- The request -
Every line that includes the word "renouvellement" is to be listed.

- Excerpted data -

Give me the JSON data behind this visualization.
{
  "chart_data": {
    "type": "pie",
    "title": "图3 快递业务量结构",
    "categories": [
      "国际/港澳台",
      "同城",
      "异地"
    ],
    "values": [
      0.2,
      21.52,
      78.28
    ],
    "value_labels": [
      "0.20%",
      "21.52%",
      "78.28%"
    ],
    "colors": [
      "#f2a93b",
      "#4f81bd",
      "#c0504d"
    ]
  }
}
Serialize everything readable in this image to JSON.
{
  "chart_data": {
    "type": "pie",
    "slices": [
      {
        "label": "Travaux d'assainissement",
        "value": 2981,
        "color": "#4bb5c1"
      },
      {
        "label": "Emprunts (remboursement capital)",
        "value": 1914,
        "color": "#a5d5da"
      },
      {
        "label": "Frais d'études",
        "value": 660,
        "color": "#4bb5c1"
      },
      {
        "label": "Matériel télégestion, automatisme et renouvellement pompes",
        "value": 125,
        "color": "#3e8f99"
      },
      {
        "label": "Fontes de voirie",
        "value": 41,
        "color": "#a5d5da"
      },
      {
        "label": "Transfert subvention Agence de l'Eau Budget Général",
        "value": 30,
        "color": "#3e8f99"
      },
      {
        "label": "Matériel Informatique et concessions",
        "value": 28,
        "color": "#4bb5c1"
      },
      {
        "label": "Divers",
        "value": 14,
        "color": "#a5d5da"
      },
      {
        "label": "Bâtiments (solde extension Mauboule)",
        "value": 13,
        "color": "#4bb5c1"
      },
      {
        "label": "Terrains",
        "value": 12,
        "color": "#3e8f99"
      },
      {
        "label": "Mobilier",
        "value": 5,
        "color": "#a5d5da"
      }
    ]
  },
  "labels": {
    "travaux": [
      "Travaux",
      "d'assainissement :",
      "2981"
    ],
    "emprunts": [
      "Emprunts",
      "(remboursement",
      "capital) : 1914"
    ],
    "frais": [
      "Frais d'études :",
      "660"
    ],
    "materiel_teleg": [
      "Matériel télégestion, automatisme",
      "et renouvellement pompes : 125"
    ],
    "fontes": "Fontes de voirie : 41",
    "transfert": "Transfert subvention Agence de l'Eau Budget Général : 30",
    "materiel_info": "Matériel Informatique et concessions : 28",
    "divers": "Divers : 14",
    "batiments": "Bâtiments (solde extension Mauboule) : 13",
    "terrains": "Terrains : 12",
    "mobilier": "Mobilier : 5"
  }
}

- Answer to this task -
        "label": "Matériel télégestion, automatisme et renouvellement pompes",
      "et renouvellement pompes : 125"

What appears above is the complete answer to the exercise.